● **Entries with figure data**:
* begin *
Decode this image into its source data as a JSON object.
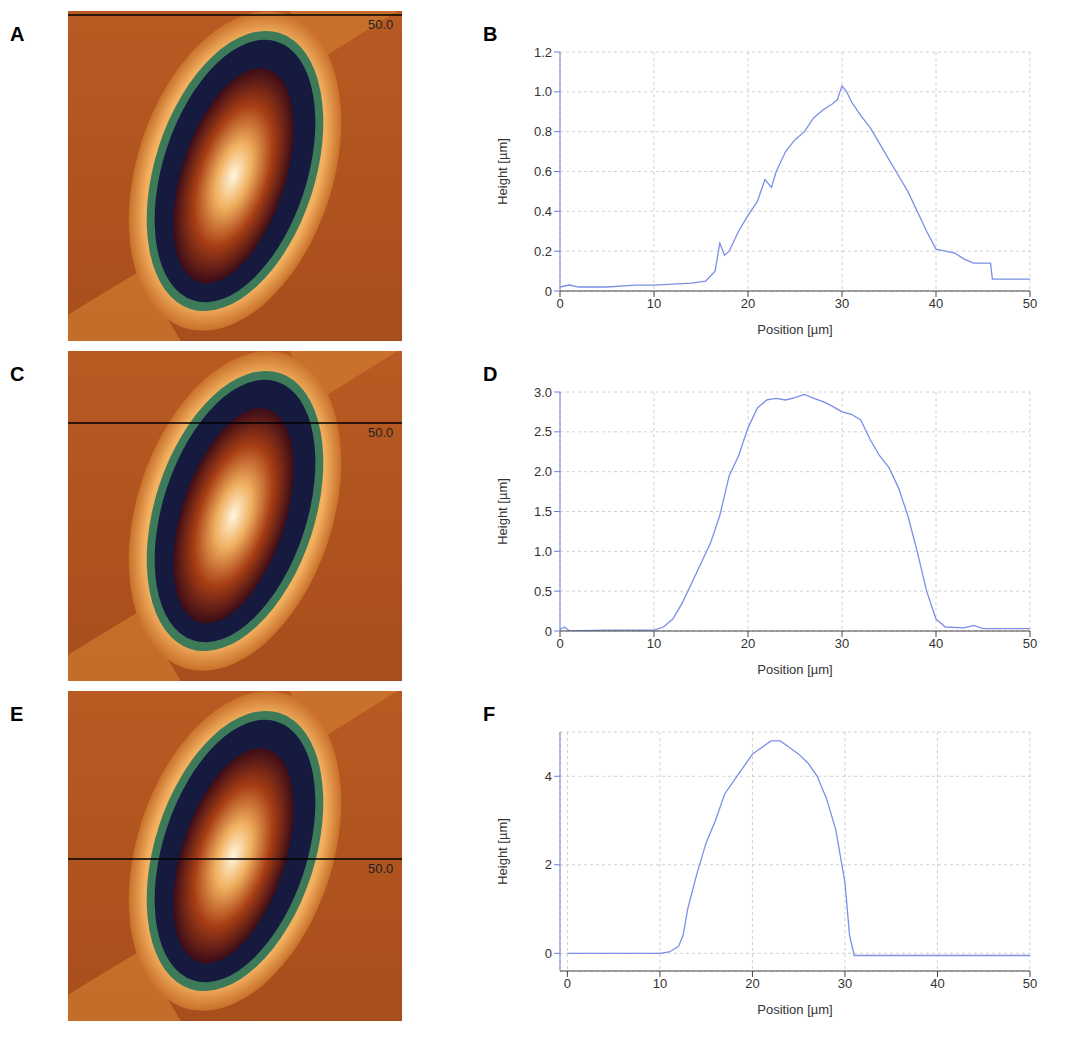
{
  "panels": [
    {
      "letter": "A",
      "scan_label": "50.0"
    },
    {
      "letter": "C",
      "scan_label": "50.0"
    },
    {
      "letter": "E",
      "scan_label": "50.0"
    }
  ],
  "chart_data": [
    {
      "panel": "B",
      "type": "line",
      "x_label": "Position [µm]",
      "y_label": "Height [µm]",
      "color": "#7b8fe6",
      "grid": true,
      "xlim": [
        0,
        50
      ],
      "xticks": [
        0,
        10,
        20,
        30,
        40,
        50
      ],
      "ylim": [
        0,
        1.2
      ],
      "yticks": [
        0,
        0.2,
        0.4,
        0.6,
        0.8,
        {
          "value": 1,
          "label": "1.0"
        },
        1.2
      ],
      "x": [
        0,
        1,
        2,
        5,
        8,
        10,
        12,
        14,
        15.5,
        16.5,
        17,
        17.5,
        18,
        19,
        20,
        21,
        21.8,
        22.5,
        23,
        24,
        25,
        26,
        27,
        28,
        29,
        29.5,
        30,
        30.5,
        31,
        32,
        33,
        34,
        35,
        36,
        37,
        38,
        39,
        40,
        41,
        42,
        43,
        44,
        45,
        45.8,
        46,
        48,
        50
      ],
      "values": [
        0.02,
        0.03,
        0.02,
        0.02,
        0.03,
        0.03,
        0.035,
        0.04,
        0.05,
        0.1,
        0.24,
        0.18,
        0.2,
        0.3,
        0.38,
        0.45,
        0.56,
        0.52,
        0.6,
        0.7,
        0.76,
        0.8,
        0.87,
        0.91,
        0.94,
        0.96,
        1.03,
        1.0,
        0.95,
        0.88,
        0.82,
        0.74,
        0.66,
        0.58,
        0.5,
        0.4,
        0.3,
        0.21,
        0.2,
        0.19,
        0.16,
        0.14,
        0.14,
        0.14,
        0.06,
        0.06,
        0.06
      ]
    },
    {
      "panel": "D",
      "type": "line",
      "x_label": "Position [µm]",
      "y_label": "Height [µm]",
      "color": "#7b8fe6",
      "grid": true,
      "xlim": [
        0,
        50
      ],
      "xticks": [
        0,
        10,
        20,
        30,
        40,
        50
      ],
      "ylim": [
        0,
        3
      ],
      "yticks": [
        0,
        0.5,
        {
          "value": 1,
          "label": "1.0"
        },
        1.5,
        {
          "value": 2,
          "label": "2.0"
        },
        2.5,
        {
          "value": 3,
          "label": "3.0"
        }
      ],
      "x": [
        0,
        0.5,
        1,
        5,
        10,
        11,
        12,
        13,
        14,
        15,
        16,
        17,
        18,
        19,
        20,
        21,
        22,
        23,
        24,
        25,
        26,
        27,
        28,
        29,
        30,
        31,
        32,
        33,
        34,
        35,
        36,
        37,
        38,
        39,
        40,
        41,
        43,
        44,
        45,
        50
      ],
      "values": [
        0.02,
        0.05,
        0,
        0.01,
        0.01,
        0.05,
        0.15,
        0.35,
        0.6,
        0.85,
        1.1,
        1.45,
        1.95,
        2.2,
        2.55,
        2.8,
        2.9,
        2.92,
        2.9,
        2.93,
        2.97,
        2.92,
        2.88,
        2.82,
        2.75,
        2.72,
        2.65,
        2.4,
        2.2,
        2.05,
        1.8,
        1.45,
        1.0,
        0.5,
        0.15,
        0.05,
        0.04,
        0.07,
        0.03,
        0.03
      ]
    },
    {
      "panel": "F",
      "type": "line",
      "x_label": "Position [µm]",
      "y_label": "Height [µm]",
      "color": "#7b8fe6",
      "grid": true,
      "xlim": [
        -0.8,
        50
      ],
      "xticks": [
        0,
        10,
        20,
        30,
        40,
        50
      ],
      "ylim": [
        -0.4,
        5
      ],
      "yticks": [
        0,
        2,
        4
      ],
      "x": [
        0,
        5,
        10,
        11,
        12,
        12.5,
        13,
        14,
        15,
        16,
        17,
        18,
        19,
        20,
        21,
        22,
        23,
        24,
        25,
        26,
        27,
        28,
        29,
        30,
        30.5,
        31,
        35,
        40,
        50
      ],
      "values": [
        0,
        0,
        0,
        0.03,
        0.15,
        0.4,
        1.0,
        1.8,
        2.5,
        3.0,
        3.6,
        3.9,
        4.2,
        4.5,
        4.65,
        4.8,
        4.8,
        4.65,
        4.5,
        4.3,
        4.0,
        3.5,
        2.8,
        1.6,
        0.4,
        -0.05,
        -0.05,
        -0.05,
        -0.05
      ]
    }
  ]
}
* end *
● **Work required**:
Pictures in the data above should not be copied; transcribe everything else exactly.

● **Solved problem**:
Decode this image into its source data as a JSON object.
{
  "panels": [
    {
      "letter": "A",
      "scan_label": "50.0"
    },
    {
      "letter": "C",
      "scan_label": "50.0"
    },
    {
      "letter": "E",
      "scan_label": "50.0"
    }
  ],
  "chart_data": [
    {
      "panel": "B",
      "type": "line",
      "x_label": "Position [µm]",
      "y_label": "Height [µm]",
      "color": "#7b8fe6",
      "grid": true,
      "xlim": [
        0,
        50
      ],
      "xticks": [
        0,
        10,
        20,
        30,
        40,
        50
      ],
      "ylim": [
        0,
        1.2
      ],
      "yticks": [
        0,
        0.2,
        0.4,
        0.6,
        0.8,
        {
          "value": 1,
          "label": "1.0"
        },
        1.2
      ],
      "x": [
        0,
        1,
        2,
        5,
        8,
        10,
        12,
        14,
        15.5,
        16.5,
        17,
        17.5,
        18,
        19,
        20,
        21,
        21.8,
        22.5,
        23,
        24,
        25,
        26,
        27,
        28,
        29,
        29.5,
        30,
        30.5,
        31,
        32,
        33,
        34,
        35,
        36,
        37,
        38,
        39,
        40,
        41,
        42,
        43,
        44,
        45,
        45.8,
        46,
        48,
        50
      ],
      "values": [
        0.02,
        0.03,
        0.02,
        0.02,
        0.03,
        0.03,
        0.035,
        0.04,
        0.05,
        0.1,
        0.24,
        0.18,
        0.2,
        0.3,
        0.38,
        0.45,
        0.56,
        0.52,
        0.6,
        0.7,
        0.76,
        0.8,
        0.87,
        0.91,
        0.94,
        0.96,
        1.03,
        1.0,
        0.95,
        0.88,
        0.82,
        0.74,
        0.66,
        0.58,
        0.5,
        0.4,
        0.3,
        0.21,
        0.2,
        0.19,
        0.16,
        0.14,
        0.14,
        0.14,
        0.06,
        0.06,
        0.06
      ]
    },
    {
      "panel": "D",
      "type": "line",
      "x_label": "Position [µm]",
      "y_label": "Height [µm]",
      "color": "#7b8fe6",
      "grid": true,
      "xlim": [
        0,
        50
      ],
      "xticks": [
        0,
        10,
        20,
        30,
        40,
        50
      ],
      "ylim": [
        0,
        3
      ],
      "yticks": [
        0,
        0.5,
        {
          "value": 1,
          "label": "1.0"
        },
        1.5,
        {
          "value": 2,
          "label": "2.0"
        },
        2.5,
        {
          "value": 3,
          "label": "3.0"
        }
      ],
      "x": [
        0,
        0.5,
        1,
        5,
        10,
        11,
        12,
        13,
        14,
        15,
        16,
        17,
        18,
        19,
        20,
        21,
        22,
        23,
        24,
        25,
        26,
        27,
        28,
        29,
        30,
        31,
        32,
        33,
        34,
        35,
        36,
        37,
        38,
        39,
        40,
        41,
        43,
        44,
        45,
        50
      ],
      "values": [
        0.02,
        0.05,
        0,
        0.01,
        0.01,
        0.05,
        0.15,
        0.35,
        0.6,
        0.85,
        1.1,
        1.45,
        1.95,
        2.2,
        2.55,
        2.8,
        2.9,
        2.92,
        2.9,
        2.93,
        2.97,
        2.92,
        2.88,
        2.82,
        2.75,
        2.72,
        2.65,
        2.4,
        2.2,
        2.05,
        1.8,
        1.45,
        1.0,
        0.5,
        0.15,
        0.05,
        0.04,
        0.07,
        0.03,
        0.03
      ]
    },
    {
      "panel": "F",
      "type": "line",
      "x_label": "Position [µm]",
      "y_label": "Height [µm]",
      "color": "#7b8fe6",
      "grid": true,
      "xlim": [
        -0.8,
        50
      ],
      "xticks": [
        0,
        10,
        20,
        30,
        40,
        50
      ],
      "ylim": [
        -0.4,
        5
      ],
      "yticks": [
        0,
        2,
        4
      ],
      "x": [
        0,
        5,
        10,
        11,
        12,
        12.5,
        13,
        14,
        15,
        16,
        17,
        18,
        19,
        20,
        21,
        22,
        23,
        24,
        25,
        26,
        27,
        28,
        29,
        30,
        30.5,
        31,
        35,
        40,
        50
      ],
      "values": [
        0,
        0,
        0,
        0.03,
        0.15,
        0.4,
        1.0,
        1.8,
        2.5,
        3.0,
        3.6,
        3.9,
        4.2,
        4.5,
        4.65,
        4.8,
        4.8,
        4.65,
        4.5,
        4.3,
        4.0,
        3.5,
        2.8,
        1.6,
        0.4,
        -0.05,
        -0.05,
        -0.05,
        -0.05
      ]
    }
  ]
}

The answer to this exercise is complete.